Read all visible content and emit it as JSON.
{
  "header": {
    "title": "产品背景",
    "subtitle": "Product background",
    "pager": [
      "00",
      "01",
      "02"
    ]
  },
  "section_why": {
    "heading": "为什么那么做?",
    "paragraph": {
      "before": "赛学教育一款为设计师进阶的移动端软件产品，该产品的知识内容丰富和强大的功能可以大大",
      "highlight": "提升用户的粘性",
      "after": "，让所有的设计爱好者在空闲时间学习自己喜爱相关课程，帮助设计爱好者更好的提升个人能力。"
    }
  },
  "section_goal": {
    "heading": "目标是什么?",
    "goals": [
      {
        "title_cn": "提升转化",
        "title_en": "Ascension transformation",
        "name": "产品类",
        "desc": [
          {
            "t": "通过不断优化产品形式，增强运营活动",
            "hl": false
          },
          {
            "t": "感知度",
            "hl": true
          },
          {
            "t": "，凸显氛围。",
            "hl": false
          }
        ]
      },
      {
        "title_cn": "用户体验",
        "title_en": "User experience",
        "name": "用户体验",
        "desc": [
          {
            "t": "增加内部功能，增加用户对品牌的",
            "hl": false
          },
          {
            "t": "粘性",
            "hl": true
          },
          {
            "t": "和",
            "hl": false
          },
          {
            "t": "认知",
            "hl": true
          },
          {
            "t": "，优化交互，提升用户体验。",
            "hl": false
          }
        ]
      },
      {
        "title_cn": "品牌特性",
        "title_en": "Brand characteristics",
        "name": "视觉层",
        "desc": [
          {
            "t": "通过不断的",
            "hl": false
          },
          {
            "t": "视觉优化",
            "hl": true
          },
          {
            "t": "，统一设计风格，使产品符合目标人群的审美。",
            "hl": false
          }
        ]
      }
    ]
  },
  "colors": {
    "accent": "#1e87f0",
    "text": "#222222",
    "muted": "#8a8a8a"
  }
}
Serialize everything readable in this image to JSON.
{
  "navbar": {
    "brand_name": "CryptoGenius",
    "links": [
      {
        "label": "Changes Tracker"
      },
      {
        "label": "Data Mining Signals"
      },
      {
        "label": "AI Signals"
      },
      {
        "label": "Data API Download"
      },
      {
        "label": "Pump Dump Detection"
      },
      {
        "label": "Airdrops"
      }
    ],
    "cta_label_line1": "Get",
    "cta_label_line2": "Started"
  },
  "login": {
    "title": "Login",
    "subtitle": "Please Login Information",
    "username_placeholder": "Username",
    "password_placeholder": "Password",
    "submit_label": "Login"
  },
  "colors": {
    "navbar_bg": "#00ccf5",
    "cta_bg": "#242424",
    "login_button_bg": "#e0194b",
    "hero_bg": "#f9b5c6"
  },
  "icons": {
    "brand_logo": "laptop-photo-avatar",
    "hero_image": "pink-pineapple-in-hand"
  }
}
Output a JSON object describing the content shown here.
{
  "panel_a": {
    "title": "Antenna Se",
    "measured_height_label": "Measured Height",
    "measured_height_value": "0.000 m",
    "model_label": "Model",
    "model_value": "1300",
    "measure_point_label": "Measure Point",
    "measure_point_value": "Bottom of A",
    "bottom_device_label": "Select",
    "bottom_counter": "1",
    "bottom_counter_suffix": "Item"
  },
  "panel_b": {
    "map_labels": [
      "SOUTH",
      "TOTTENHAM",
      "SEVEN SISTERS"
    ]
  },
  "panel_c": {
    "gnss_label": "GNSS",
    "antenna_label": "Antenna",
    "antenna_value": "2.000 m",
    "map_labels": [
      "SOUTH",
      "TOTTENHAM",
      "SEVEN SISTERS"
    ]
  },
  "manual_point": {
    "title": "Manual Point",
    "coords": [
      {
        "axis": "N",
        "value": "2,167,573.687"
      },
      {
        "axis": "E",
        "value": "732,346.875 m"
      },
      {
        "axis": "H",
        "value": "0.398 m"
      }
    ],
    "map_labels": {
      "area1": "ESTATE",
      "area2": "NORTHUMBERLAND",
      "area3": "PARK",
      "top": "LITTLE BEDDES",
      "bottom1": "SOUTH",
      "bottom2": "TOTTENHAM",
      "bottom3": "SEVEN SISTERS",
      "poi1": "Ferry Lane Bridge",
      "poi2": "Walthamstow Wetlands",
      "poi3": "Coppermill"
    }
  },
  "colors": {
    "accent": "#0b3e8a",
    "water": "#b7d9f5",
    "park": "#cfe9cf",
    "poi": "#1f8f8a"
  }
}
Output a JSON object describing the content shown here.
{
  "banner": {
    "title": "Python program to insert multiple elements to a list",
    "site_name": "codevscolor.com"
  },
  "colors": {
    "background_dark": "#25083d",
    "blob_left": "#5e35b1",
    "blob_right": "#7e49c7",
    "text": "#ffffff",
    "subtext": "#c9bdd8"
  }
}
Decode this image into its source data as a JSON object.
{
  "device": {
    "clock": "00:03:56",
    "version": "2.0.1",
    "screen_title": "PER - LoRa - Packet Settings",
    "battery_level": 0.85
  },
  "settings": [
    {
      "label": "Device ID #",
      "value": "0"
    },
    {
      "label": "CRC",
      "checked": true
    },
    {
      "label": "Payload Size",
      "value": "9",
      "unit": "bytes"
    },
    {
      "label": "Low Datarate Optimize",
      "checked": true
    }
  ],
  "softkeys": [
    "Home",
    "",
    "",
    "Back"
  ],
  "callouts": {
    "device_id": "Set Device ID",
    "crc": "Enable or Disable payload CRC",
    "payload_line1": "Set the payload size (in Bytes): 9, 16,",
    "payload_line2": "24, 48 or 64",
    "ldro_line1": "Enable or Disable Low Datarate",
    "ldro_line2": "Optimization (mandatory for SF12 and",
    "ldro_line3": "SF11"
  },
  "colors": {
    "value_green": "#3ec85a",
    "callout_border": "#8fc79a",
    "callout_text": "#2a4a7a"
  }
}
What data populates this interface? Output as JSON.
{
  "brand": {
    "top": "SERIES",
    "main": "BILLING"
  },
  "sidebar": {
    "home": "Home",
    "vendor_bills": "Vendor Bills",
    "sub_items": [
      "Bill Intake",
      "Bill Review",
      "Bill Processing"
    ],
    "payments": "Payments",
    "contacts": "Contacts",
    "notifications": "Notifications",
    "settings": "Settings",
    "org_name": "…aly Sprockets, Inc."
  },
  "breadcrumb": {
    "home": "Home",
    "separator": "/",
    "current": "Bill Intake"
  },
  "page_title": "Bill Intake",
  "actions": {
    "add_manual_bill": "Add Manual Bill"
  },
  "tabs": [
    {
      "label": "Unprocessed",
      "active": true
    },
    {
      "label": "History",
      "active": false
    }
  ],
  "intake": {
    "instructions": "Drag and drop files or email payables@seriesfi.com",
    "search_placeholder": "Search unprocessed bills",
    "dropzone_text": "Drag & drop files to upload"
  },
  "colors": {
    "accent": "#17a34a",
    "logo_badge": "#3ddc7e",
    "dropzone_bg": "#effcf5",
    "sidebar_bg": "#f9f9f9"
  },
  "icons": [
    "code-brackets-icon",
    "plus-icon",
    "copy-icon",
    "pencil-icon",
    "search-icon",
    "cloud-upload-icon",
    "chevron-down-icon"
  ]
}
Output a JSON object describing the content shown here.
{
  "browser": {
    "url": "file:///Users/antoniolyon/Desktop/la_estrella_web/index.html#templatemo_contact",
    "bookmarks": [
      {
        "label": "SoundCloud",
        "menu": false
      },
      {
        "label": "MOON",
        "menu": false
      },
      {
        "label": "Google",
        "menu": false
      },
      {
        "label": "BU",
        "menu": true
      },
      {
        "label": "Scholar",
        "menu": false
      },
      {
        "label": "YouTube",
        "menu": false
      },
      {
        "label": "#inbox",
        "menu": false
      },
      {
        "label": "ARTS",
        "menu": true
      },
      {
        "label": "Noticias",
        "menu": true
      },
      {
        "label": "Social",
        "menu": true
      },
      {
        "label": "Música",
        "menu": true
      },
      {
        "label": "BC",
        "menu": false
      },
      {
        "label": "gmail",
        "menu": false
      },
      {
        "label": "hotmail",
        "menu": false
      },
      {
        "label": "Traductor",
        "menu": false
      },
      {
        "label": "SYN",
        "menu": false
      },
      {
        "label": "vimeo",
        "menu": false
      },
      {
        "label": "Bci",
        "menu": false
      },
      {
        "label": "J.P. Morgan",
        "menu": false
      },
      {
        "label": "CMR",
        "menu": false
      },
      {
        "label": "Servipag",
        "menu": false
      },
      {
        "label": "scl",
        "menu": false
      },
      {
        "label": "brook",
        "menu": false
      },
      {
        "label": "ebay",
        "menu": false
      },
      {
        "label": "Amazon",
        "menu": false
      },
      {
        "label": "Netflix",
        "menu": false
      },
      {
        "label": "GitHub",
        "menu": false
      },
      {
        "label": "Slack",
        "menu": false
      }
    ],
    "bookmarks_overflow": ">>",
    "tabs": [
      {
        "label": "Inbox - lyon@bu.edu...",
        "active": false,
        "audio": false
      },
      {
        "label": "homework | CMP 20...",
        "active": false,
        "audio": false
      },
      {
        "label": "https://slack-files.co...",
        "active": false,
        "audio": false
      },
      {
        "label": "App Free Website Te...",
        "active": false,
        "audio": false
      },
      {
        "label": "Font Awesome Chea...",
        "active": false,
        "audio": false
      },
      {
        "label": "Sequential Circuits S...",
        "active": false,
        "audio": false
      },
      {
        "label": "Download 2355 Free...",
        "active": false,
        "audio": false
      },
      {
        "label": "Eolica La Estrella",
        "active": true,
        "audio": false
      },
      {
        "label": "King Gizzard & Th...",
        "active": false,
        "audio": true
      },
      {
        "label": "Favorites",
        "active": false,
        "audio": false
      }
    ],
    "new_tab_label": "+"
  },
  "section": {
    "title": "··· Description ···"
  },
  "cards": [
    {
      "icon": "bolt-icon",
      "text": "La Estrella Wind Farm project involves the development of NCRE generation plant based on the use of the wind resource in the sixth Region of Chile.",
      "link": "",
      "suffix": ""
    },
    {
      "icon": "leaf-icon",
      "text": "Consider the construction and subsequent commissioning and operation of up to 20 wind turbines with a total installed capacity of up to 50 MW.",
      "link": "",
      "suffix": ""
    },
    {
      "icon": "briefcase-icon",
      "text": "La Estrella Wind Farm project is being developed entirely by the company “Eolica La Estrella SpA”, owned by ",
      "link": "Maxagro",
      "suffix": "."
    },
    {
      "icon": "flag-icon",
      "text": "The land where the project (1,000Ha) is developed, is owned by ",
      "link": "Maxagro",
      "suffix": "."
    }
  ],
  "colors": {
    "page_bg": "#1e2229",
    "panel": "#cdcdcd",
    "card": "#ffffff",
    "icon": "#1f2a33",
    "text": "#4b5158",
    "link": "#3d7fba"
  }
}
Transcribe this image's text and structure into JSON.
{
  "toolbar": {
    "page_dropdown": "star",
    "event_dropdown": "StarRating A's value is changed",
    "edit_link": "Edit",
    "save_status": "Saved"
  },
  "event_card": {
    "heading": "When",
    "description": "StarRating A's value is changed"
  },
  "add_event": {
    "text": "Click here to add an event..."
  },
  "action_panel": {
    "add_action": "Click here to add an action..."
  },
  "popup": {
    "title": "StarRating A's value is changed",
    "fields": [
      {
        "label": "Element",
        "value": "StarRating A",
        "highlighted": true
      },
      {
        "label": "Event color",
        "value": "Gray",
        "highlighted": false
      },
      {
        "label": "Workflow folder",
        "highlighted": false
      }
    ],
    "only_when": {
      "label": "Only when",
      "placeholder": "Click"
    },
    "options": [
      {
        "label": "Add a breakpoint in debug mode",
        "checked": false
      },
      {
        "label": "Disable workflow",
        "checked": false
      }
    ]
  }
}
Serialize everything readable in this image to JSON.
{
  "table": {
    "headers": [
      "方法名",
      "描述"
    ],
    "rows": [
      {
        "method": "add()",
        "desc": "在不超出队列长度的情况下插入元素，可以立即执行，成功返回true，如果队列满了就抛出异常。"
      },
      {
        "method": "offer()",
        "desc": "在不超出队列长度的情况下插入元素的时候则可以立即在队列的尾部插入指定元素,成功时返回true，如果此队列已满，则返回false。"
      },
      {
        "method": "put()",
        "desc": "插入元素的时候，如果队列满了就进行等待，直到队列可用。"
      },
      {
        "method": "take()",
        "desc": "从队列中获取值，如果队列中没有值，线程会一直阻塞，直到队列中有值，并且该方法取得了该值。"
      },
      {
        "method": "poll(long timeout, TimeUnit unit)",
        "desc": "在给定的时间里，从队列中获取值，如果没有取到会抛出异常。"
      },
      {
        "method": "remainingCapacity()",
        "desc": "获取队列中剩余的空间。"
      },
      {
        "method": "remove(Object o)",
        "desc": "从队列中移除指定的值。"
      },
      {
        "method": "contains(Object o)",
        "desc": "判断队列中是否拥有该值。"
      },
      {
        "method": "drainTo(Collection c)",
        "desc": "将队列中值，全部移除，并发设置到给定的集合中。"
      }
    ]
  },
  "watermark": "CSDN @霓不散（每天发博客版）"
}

* * *

◆ What is asked
Which lines of the data include "Free"? Copy each of them.

◆ Result
        "label": "App Free Website Te...",
        "label": "Download 2355 Free...",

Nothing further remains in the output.